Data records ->

'''

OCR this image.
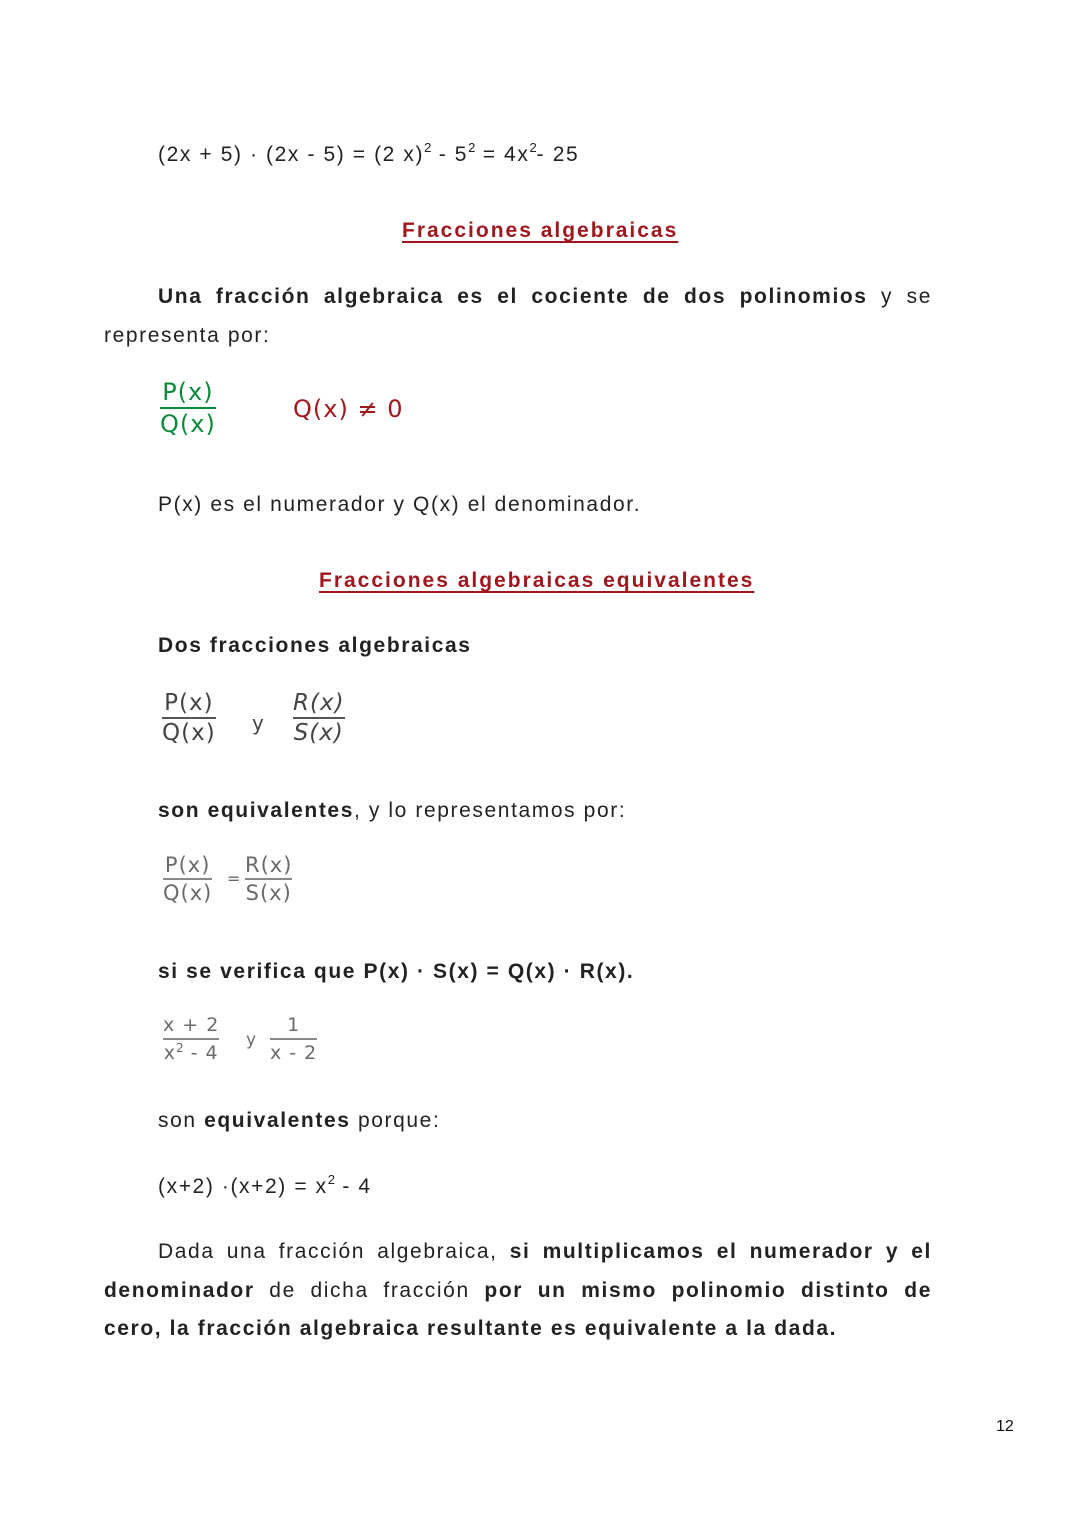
(2x + 5) · (2x - 5) = (2 $x)^2 - 5^2 = 4x^2-$ 25
Fracciones algebraicas
Una fracción algebraica es el cociente de dos polinomios y se representa por:
P(x)
Q(x)
Q(x) ≠ 0
P(x) es el numerador y Q(x) el denominador.
Fracciones algebraicas equivalentes
Dos fracciones algebraicas
P(x)
Q(x) y
R(x)
S(x)
son equivalentes, y lo representamos por:
P(x)
Q(x)
=
R(x)
S(x)
si se verifica que P(x) · S(x) = Q(x) · R(x).
x + 2
$x^2 - 4$
y
1
x - 2
son equivalentes porque:
$(x+2) \cdot(x+2) = x^2 - 4$
Dada una fracción algebraica, si multiplicamos el numerador y el denominador de dicha fracción por un mismo polinomio distinto de cero, la fracción algebraica resultante es equivalente a la dada.
12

'''

Aim -> Find every line that includes the string "denominador". Report how many there are and nothing else.

Complete response -> 2